- _Goal of the exercise_
Check each line below for the word "primary". How many have it? Answer with the number only.

- _Extracted information_
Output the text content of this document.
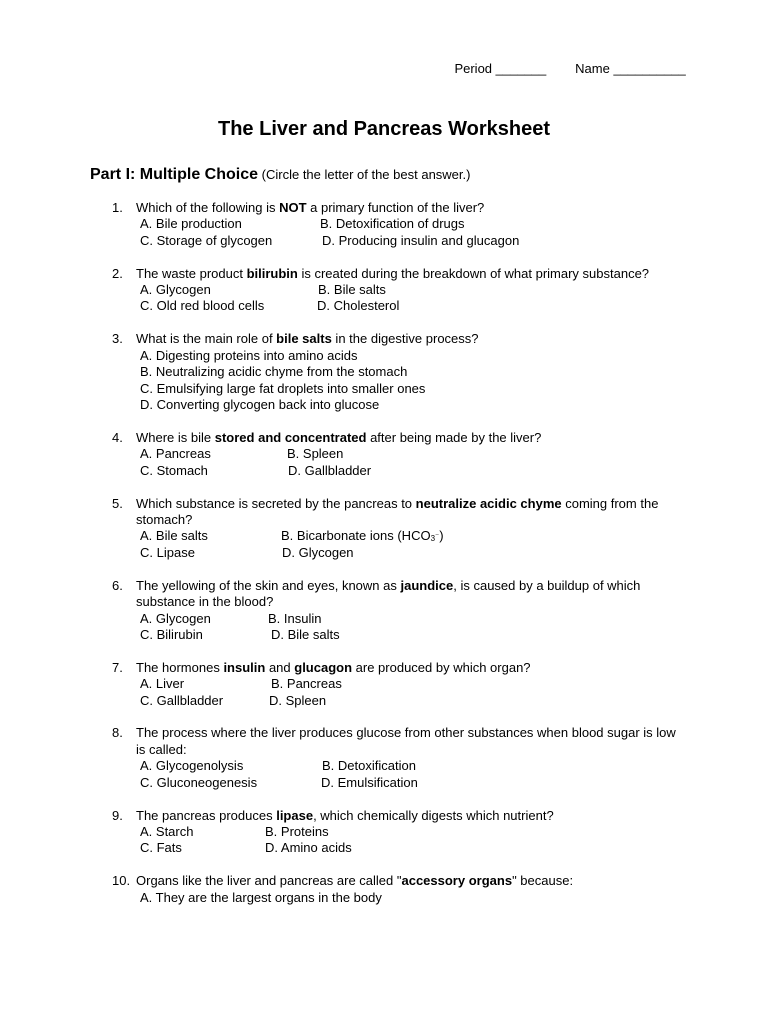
Period _______ Name __________

The Liver and Pancreas Worksheet
Part I: Multiple Choice (Circle the letter of the best answer.)
1.	Which of the following is NOT a primary function of the liver?
A. Bile production	B. Detoxification of drugs
C. Storage of glycogen	D. Producing insulin and glucagon
2.	The waste product bilirubin is created during the breakdown of what primary substance?
A. Glycogen	B. Bile salts
C. Old red blood cells	D. Cholesterol
3.	What is the main role of bile salts in the digestive process?
A. Digesting proteins into amino acids
B. Neutralizing acidic chyme from the stomach
C. Emulsifying large fat droplets into smaller ones
D. Converting glycogen back into glucose
4.	Where is bile stored and concentrated after being made by the liver?
A. Pancreas	B. Spleen
C. Stomach	D. Gallbladder
5.	Which substance is secreted by the pancreas to neutralize acidic chyme coming from the stomach?
A. Bile salts	B. Bicarbonate ions (HCO3⁻)
C. Lipase	D. Glycogen
6.	The yellowing of the skin and eyes, known as jaundice, is caused by a buildup of which substance in the blood?
A. Glycogen	B. Insulin
C. Bilirubin	D. Bile salts
7.	The hormones insulin and glucagon are produced by which organ?
A. Liver	B. Pancreas
C. Gallbladder	D. Spleen
8.	The process where the liver produces glucose from other substances when blood sugar is low is called:
A. Glycogenolysis	B. Detoxification
C. Gluconeogenesis	D. Emulsification
9.	The pancreas produces lipase, which chemically digests which nutrient?
A. Starch	B. Proteins
C. Fats	D. Amino acids
10. Organs like the liver and pancreas are called "accessory organs" because:
A. They are the largest organs in the body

- _Worked solution_
2